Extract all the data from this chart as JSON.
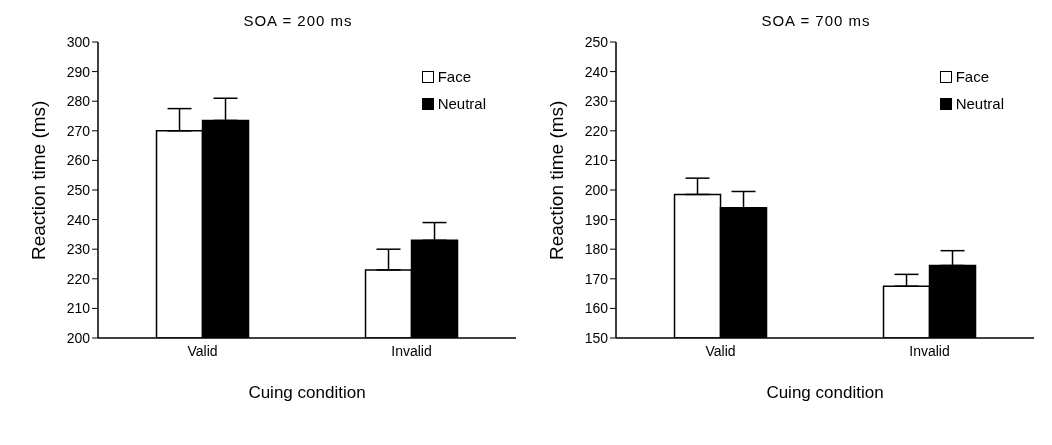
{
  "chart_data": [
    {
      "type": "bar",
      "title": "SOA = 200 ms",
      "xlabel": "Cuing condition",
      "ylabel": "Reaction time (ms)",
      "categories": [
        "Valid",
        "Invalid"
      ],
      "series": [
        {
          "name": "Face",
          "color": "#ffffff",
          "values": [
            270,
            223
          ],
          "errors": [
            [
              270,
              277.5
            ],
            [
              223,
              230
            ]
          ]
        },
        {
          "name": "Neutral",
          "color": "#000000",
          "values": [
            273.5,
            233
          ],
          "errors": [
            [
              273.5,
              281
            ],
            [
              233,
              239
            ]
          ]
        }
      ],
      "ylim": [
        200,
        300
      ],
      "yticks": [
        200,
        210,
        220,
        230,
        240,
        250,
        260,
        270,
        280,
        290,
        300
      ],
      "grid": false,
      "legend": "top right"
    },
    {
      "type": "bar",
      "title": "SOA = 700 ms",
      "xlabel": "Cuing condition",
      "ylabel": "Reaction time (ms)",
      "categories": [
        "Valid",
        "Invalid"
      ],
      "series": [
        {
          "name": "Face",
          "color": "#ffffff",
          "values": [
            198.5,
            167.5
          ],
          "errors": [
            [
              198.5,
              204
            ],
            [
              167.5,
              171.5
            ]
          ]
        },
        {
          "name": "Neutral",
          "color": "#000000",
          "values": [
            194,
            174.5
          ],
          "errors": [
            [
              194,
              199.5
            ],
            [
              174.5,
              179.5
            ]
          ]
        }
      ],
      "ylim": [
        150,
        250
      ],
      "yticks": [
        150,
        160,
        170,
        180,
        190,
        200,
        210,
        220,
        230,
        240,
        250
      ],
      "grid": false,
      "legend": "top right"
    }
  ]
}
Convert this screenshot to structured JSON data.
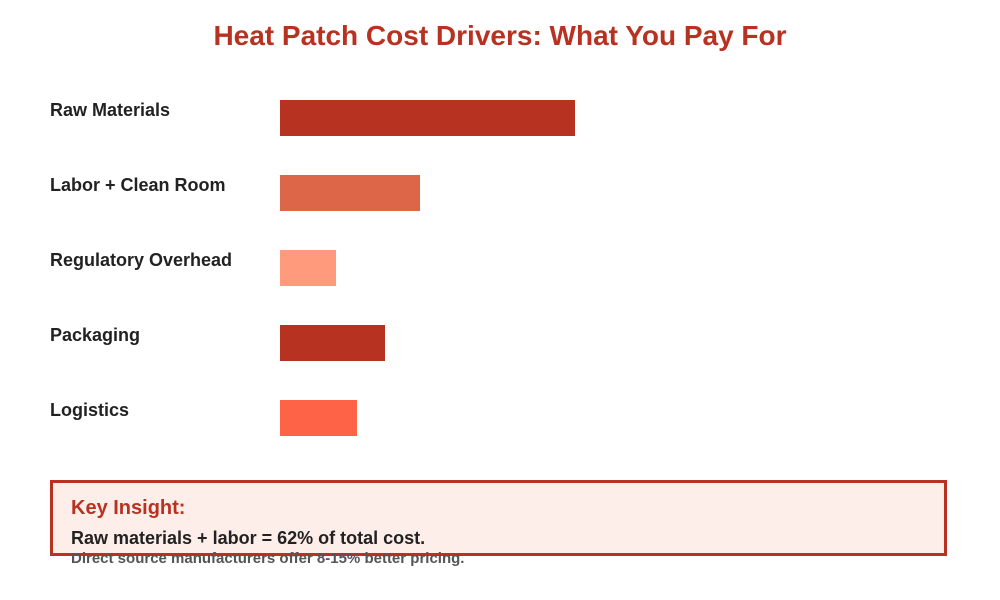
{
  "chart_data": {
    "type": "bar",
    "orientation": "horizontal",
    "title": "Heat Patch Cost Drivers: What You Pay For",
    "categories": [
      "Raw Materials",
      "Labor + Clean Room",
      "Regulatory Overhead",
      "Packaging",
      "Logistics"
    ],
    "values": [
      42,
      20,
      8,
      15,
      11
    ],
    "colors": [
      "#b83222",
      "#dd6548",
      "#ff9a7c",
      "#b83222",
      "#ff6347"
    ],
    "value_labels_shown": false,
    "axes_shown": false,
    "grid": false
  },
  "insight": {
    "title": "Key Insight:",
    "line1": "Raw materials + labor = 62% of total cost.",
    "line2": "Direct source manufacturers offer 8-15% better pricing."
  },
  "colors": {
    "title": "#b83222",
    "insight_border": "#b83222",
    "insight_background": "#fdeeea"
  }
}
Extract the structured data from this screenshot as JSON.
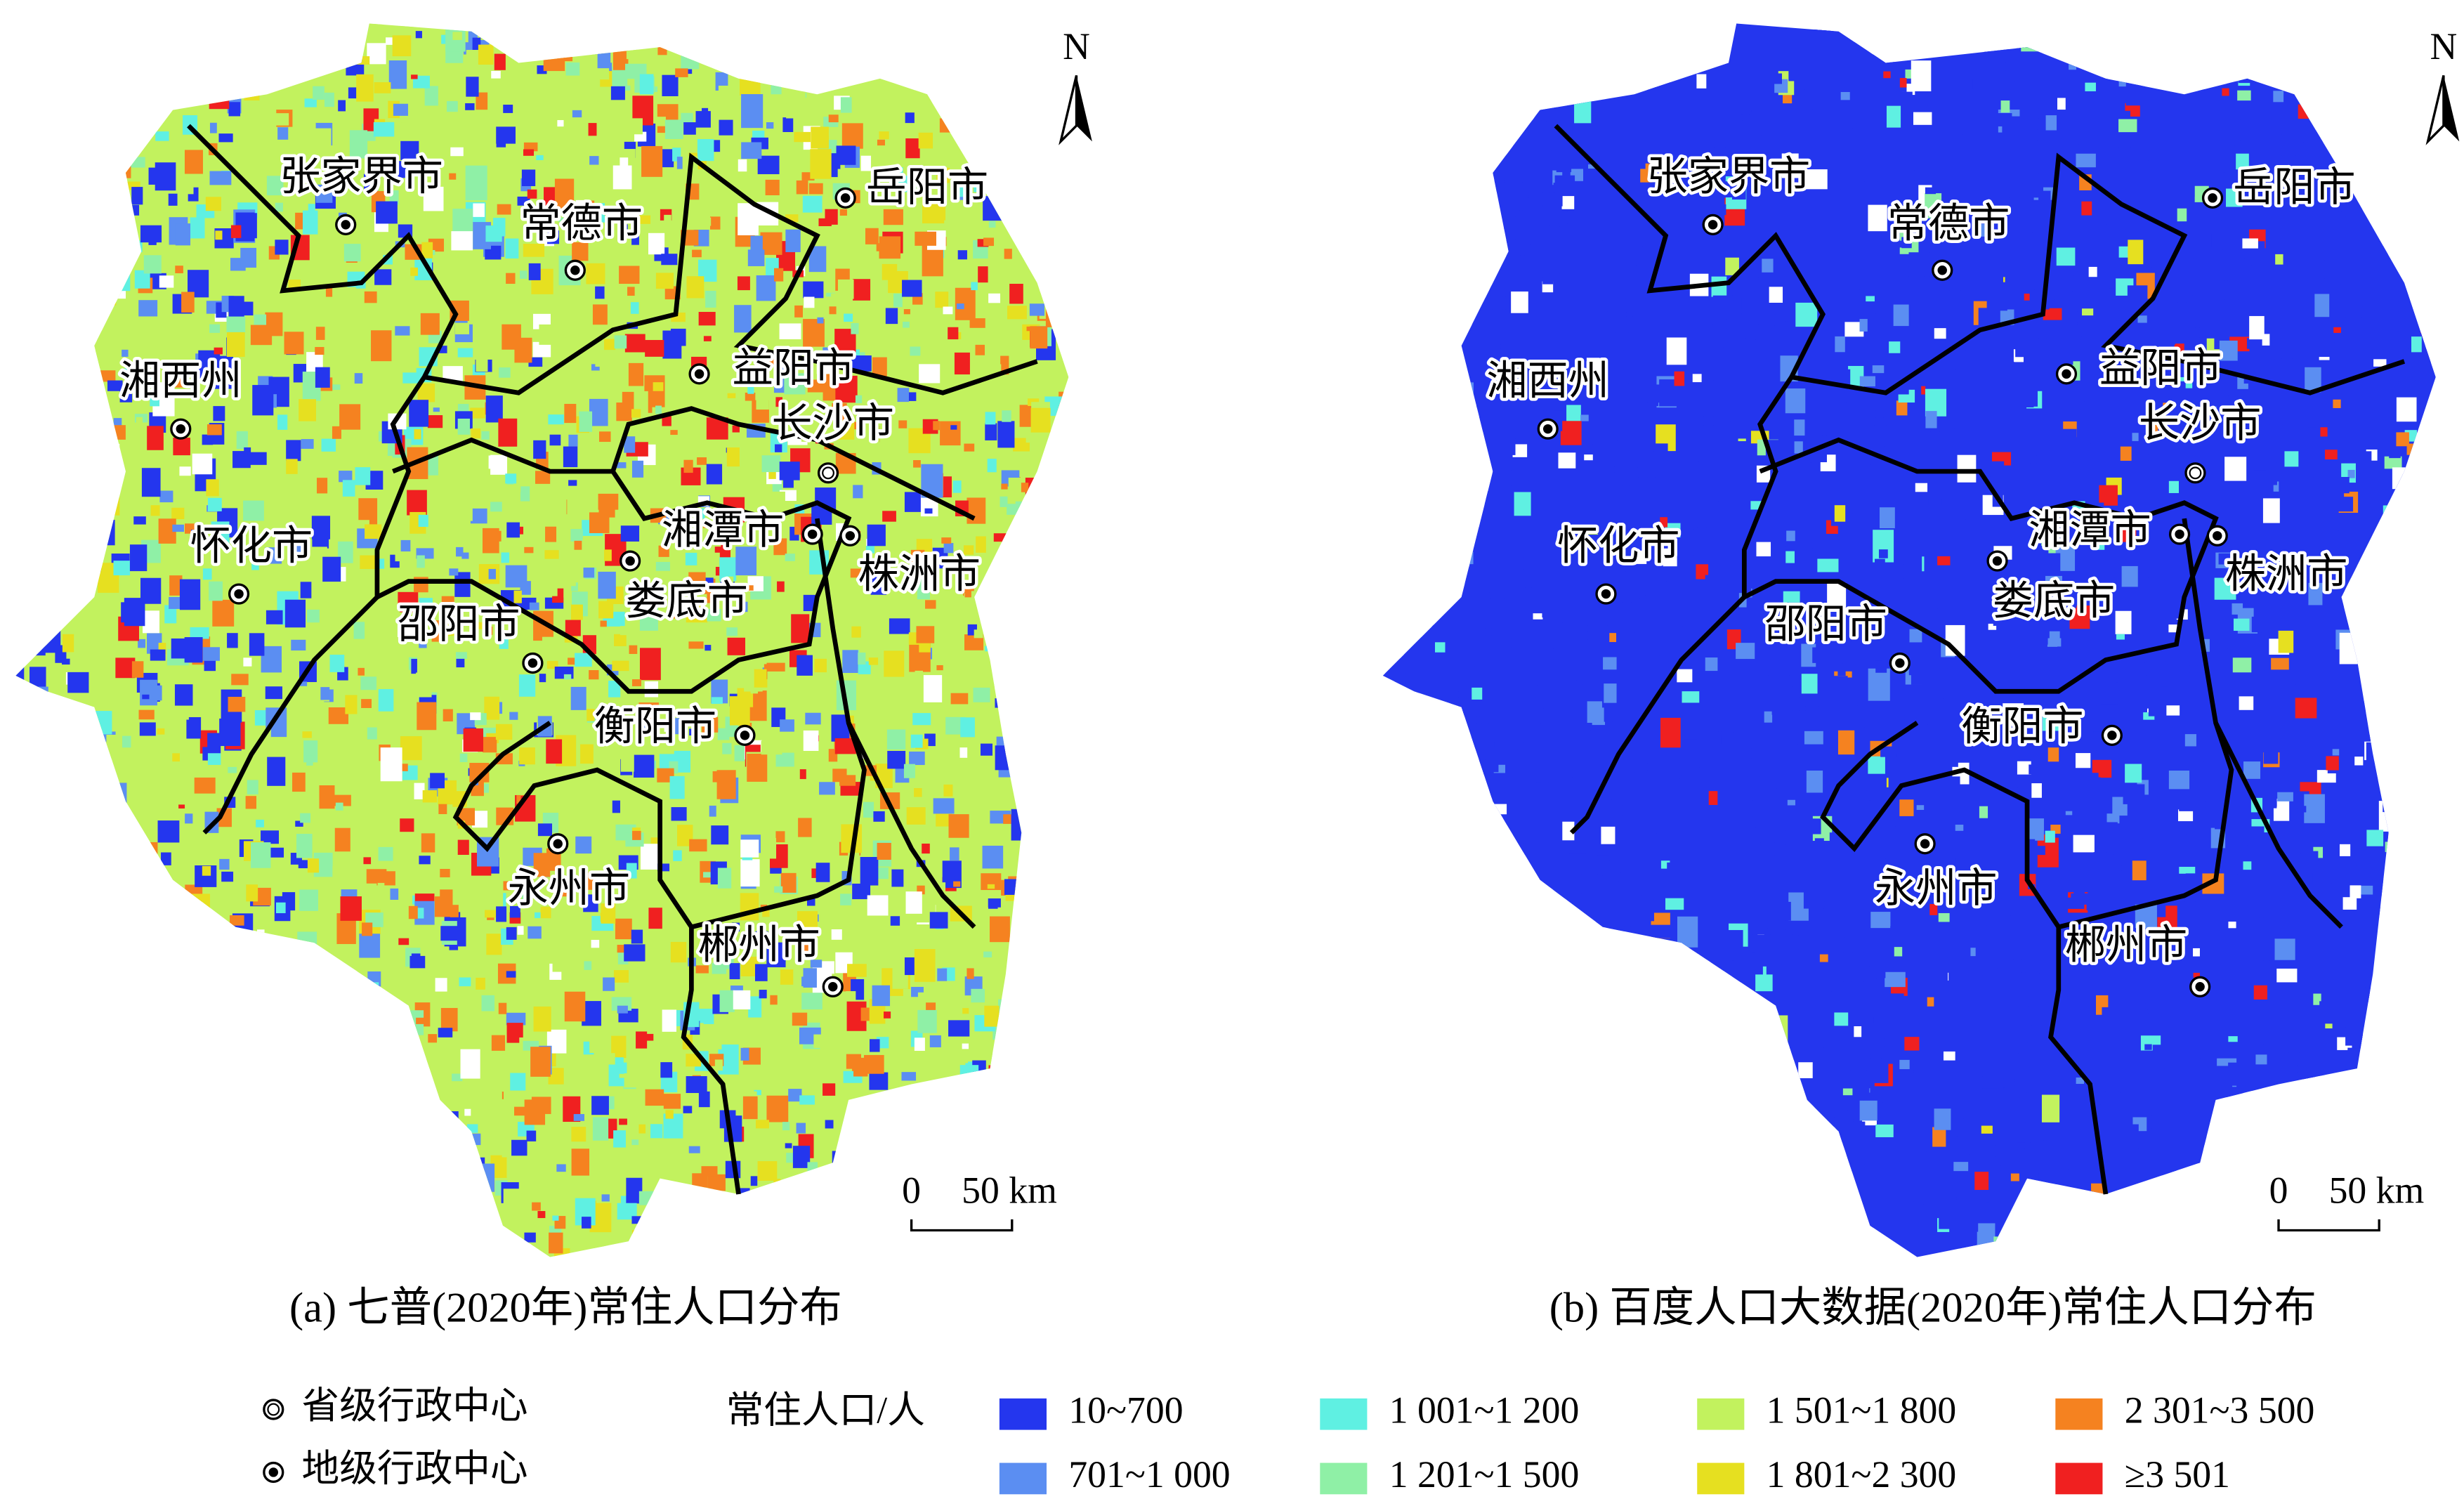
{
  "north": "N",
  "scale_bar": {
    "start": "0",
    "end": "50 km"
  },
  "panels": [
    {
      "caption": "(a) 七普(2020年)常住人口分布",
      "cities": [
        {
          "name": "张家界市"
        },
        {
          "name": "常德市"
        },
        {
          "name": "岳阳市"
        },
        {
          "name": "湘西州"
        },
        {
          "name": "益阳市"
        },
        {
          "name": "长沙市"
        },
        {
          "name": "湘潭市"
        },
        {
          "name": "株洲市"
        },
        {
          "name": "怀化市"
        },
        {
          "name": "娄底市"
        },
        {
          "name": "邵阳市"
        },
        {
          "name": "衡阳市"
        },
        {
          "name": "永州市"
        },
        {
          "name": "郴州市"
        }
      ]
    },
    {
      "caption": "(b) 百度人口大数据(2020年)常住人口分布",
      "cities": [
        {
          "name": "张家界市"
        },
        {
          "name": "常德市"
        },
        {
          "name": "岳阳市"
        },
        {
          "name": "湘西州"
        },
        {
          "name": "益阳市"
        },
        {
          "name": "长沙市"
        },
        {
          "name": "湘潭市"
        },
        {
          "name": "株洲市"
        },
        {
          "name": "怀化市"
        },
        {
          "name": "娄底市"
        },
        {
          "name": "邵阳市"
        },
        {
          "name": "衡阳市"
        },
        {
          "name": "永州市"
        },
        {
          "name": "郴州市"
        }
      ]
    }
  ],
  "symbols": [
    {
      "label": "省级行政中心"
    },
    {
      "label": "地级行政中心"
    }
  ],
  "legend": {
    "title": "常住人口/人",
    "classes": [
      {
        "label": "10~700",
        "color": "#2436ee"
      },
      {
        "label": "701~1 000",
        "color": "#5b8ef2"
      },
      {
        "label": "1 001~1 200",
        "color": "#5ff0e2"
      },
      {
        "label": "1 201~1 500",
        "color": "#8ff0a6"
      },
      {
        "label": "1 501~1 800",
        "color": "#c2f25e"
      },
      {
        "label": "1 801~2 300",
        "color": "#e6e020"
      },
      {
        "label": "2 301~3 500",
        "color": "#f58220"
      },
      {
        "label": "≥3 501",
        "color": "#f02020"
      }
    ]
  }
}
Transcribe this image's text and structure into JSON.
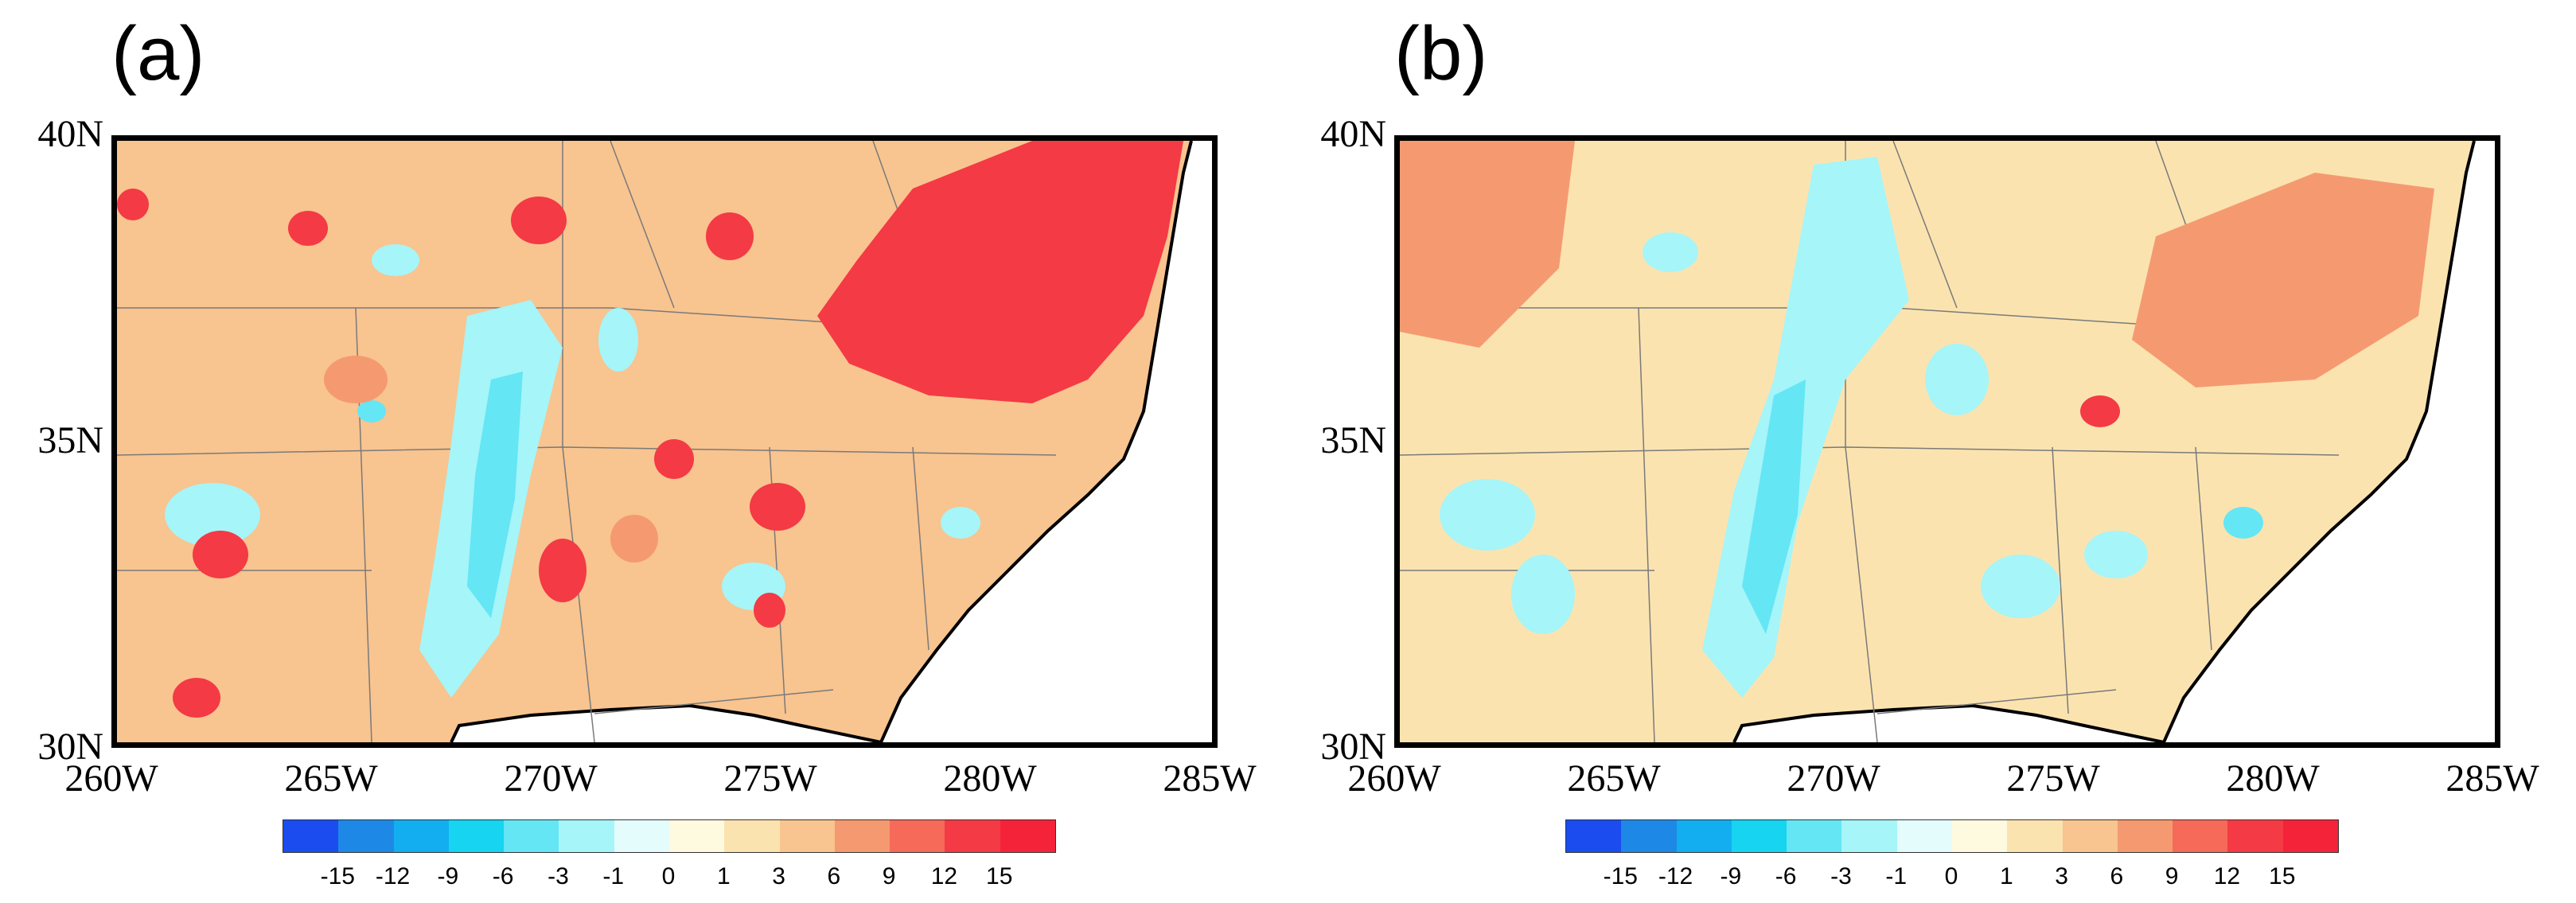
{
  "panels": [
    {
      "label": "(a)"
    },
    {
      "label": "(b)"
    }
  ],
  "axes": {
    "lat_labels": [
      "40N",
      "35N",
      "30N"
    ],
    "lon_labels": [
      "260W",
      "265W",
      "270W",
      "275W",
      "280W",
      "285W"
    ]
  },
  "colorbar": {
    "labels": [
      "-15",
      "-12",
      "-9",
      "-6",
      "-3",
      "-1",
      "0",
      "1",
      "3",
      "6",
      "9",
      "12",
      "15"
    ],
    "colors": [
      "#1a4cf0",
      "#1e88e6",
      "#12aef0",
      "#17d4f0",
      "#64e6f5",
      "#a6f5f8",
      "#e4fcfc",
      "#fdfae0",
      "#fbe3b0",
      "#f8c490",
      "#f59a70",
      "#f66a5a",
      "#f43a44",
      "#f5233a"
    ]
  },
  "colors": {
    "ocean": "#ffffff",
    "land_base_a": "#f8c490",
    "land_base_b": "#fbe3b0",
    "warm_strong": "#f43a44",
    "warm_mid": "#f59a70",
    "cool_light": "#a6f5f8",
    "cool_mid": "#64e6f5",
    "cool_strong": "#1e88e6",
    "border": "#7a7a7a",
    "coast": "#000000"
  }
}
☆ ☆ ☆ ☆ ☆
• **The request**:
Omit the pictures, then extract verbatim only those lines that fall between the line containing "Transcribe this image's" and the final line of the records above, both included.

• **Right answer**:
Transcribe this image's text and structure into JSON.
{
  "panels": [
    {
      "label": "(a)"
    },
    {
      "label": "(b)"
    }
  ],
  "axes": {
    "lat_labels": [
      "40N",
      "35N",
      "30N"
    ],
    "lon_labels": [
      "260W",
      "265W",
      "270W",
      "275W",
      "280W",
      "285W"
    ]
  },
  "colorbar": {
    "labels": [
      "-15",
      "-12",
      "-9",
      "-6",
      "-3",
      "-1",
      "0",
      "1",
      "3",
      "6",
      "9",
      "12",
      "15"
    ],
    "colors": [
      "#1a4cf0",
      "#1e88e6",
      "#12aef0",
      "#17d4f0",
      "#64e6f5",
      "#a6f5f8",
      "#e4fcfc",
      "#fdfae0",
      "#fbe3b0",
      "#f8c490",
      "#f59a70",
      "#f66a5a",
      "#f43a44",
      "#f5233a"
    ]
  },
  "colors": {
    "ocean": "#ffffff",
    "land_base_a": "#f8c490",
    "land_base_b": "#fbe3b0",
    "warm_strong": "#f43a44",
    "warm_mid": "#f59a70",
    "cool_light": "#a6f5f8",
    "cool_mid": "#64e6f5",
    "cool_strong": "#1e88e6",
    "border": "#7a7a7a",
    "coast": "#000000"
  }
}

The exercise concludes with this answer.